Data excerpts:
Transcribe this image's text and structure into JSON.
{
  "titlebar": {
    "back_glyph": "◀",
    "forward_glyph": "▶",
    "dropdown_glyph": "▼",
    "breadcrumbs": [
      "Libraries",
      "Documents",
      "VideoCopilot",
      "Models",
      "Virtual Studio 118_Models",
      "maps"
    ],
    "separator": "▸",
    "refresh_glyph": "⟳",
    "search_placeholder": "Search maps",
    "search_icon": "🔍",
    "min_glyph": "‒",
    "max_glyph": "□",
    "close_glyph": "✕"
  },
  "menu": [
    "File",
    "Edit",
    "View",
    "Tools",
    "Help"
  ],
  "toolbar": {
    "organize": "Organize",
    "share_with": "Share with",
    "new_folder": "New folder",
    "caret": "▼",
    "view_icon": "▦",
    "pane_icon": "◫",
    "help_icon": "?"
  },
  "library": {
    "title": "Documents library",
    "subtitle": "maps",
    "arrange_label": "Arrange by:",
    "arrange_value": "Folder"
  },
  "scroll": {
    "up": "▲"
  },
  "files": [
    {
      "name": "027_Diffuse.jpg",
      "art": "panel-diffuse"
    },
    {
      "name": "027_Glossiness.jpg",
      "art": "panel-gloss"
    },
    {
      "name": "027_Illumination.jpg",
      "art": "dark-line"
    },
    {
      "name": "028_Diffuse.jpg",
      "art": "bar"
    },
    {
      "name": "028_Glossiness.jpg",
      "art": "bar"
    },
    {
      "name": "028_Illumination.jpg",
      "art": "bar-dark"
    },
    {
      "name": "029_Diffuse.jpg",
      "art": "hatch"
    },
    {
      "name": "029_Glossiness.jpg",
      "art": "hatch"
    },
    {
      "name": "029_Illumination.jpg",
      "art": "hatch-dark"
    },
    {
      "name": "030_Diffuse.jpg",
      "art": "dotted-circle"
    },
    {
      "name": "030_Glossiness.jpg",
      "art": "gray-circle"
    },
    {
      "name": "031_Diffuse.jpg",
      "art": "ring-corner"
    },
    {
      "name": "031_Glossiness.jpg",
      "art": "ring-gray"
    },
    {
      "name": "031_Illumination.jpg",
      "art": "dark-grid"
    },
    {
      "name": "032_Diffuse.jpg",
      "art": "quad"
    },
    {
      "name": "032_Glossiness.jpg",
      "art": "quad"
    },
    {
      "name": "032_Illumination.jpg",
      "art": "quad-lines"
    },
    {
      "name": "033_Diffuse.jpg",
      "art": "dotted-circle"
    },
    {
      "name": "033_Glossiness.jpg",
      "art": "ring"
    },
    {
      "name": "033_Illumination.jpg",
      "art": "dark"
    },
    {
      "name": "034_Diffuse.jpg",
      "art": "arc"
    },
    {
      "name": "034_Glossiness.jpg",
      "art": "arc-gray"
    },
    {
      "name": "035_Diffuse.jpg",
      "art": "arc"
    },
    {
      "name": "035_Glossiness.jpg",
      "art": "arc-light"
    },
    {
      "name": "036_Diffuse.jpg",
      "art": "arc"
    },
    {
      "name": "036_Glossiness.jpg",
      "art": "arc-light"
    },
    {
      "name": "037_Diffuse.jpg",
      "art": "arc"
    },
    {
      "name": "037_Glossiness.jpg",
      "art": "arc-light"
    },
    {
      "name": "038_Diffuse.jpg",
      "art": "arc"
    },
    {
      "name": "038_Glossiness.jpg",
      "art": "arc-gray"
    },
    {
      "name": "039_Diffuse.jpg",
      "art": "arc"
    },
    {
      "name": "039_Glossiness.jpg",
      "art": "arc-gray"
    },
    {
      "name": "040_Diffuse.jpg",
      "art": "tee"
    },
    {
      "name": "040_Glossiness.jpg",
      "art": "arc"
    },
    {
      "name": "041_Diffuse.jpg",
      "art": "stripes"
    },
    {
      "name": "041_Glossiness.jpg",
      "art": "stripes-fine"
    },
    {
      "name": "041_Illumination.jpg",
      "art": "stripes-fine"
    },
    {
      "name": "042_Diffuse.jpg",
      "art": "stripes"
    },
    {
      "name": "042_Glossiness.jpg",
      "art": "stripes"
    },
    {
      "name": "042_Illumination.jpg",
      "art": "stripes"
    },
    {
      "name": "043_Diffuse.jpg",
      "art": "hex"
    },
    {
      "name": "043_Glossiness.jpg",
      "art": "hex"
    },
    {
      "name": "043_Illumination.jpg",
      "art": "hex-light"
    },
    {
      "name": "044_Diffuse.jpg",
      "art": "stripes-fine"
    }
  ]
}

*Stated goal*. Please repeat the material above, word for word and in full.

*Answer to this exercise*.
Transcribe this image's text and structure into JSON.
{
  "titlebar": {
    "back_glyph": "◀",
    "forward_glyph": "▶",
    "dropdown_glyph": "▼",
    "breadcrumbs": [
      "Libraries",
      "Documents",
      "VideoCopilot",
      "Models",
      "Virtual Studio 118_Models",
      "maps"
    ],
    "separator": "▸",
    "refresh_glyph": "⟳",
    "search_placeholder": "Search maps",
    "search_icon": "🔍",
    "min_glyph": "‒",
    "max_glyph": "□",
    "close_glyph": "✕"
  },
  "menu": [
    "File",
    "Edit",
    "View",
    "Tools",
    "Help"
  ],
  "toolbar": {
    "organize": "Organize",
    "share_with": "Share with",
    "new_folder": "New folder",
    "caret": "▼",
    "view_icon": "▦",
    "pane_icon": "◫",
    "help_icon": "?"
  },
  "library": {
    "title": "Documents library",
    "subtitle": "maps",
    "arrange_label": "Arrange by:",
    "arrange_value": "Folder"
  },
  "scroll": {
    "up": "▲"
  },
  "files": [
    {
      "name": "027_Diffuse.jpg",
      "art": "panel-diffuse"
    },
    {
      "name": "027_Glossiness.jpg",
      "art": "panel-gloss"
    },
    {
      "name": "027_Illumination.jpg",
      "art": "dark-line"
    },
    {
      "name": "028_Diffuse.jpg",
      "art": "bar"
    },
    {
      "name": "028_Glossiness.jpg",
      "art": "bar"
    },
    {
      "name": "028_Illumination.jpg",
      "art": "bar-dark"
    },
    {
      "name": "029_Diffuse.jpg",
      "art": "hatch"
    },
    {
      "name": "029_Glossiness.jpg",
      "art": "hatch"
    },
    {
      "name": "029_Illumination.jpg",
      "art": "hatch-dark"
    },
    {
      "name": "030_Diffuse.jpg",
      "art": "dotted-circle"
    },
    {
      "name": "030_Glossiness.jpg",
      "art": "gray-circle"
    },
    {
      "name": "031_Diffuse.jpg",
      "art": "ring-corner"
    },
    {
      "name": "031_Glossiness.jpg",
      "art": "ring-gray"
    },
    {
      "name": "031_Illumination.jpg",
      "art": "dark-grid"
    },
    {
      "name": "032_Diffuse.jpg",
      "art": "quad"
    },
    {
      "name": "032_Glossiness.jpg",
      "art": "quad"
    },
    {
      "name": "032_Illumination.jpg",
      "art": "quad-lines"
    },
    {
      "name": "033_Diffuse.jpg",
      "art": "dotted-circle"
    },
    {
      "name": "033_Glossiness.jpg",
      "art": "ring"
    },
    {
      "name": "033_Illumination.jpg",
      "art": "dark"
    },
    {
      "name": "034_Diffuse.jpg",
      "art": "arc"
    },
    {
      "name": "034_Glossiness.jpg",
      "art": "arc-gray"
    },
    {
      "name": "035_Diffuse.jpg",
      "art": "arc"
    },
    {
      "name": "035_Glossiness.jpg",
      "art": "arc-light"
    },
    {
      "name": "036_Diffuse.jpg",
      "art": "arc"
    },
    {
      "name": "036_Glossiness.jpg",
      "art": "arc-light"
    },
    {
      "name": "037_Diffuse.jpg",
      "art": "arc"
    },
    {
      "name": "037_Glossiness.jpg",
      "art": "arc-light"
    },
    {
      "name": "038_Diffuse.jpg",
      "art": "arc"
    },
    {
      "name": "038_Glossiness.jpg",
      "art": "arc-gray"
    },
    {
      "name": "039_Diffuse.jpg",
      "art": "arc"
    },
    {
      "name": "039_Glossiness.jpg",
      "art": "arc-gray"
    },
    {
      "name": "040_Diffuse.jpg",
      "art": "tee"
    },
    {
      "name": "040_Glossiness.jpg",
      "art": "arc"
    },
    {
      "name": "041_Diffuse.jpg",
      "art": "stripes"
    },
    {
      "name": "041_Glossiness.jpg",
      "art": "stripes-fine"
    },
    {
      "name": "041_Illumination.jpg",
      "art": "stripes-fine"
    },
    {
      "name": "042_Diffuse.jpg",
      "art": "stripes"
    },
    {
      "name": "042_Glossiness.jpg",
      "art": "stripes"
    },
    {
      "name": "042_Illumination.jpg",
      "art": "stripes"
    },
    {
      "name": "043_Diffuse.jpg",
      "art": "hex"
    },
    {
      "name": "043_Glossiness.jpg",
      "art": "hex"
    },
    {
      "name": "043_Illumination.jpg",
      "art": "hex-light"
    },
    {
      "name": "044_Diffuse.jpg",
      "art": "stripes-fine"
    }
  ]
}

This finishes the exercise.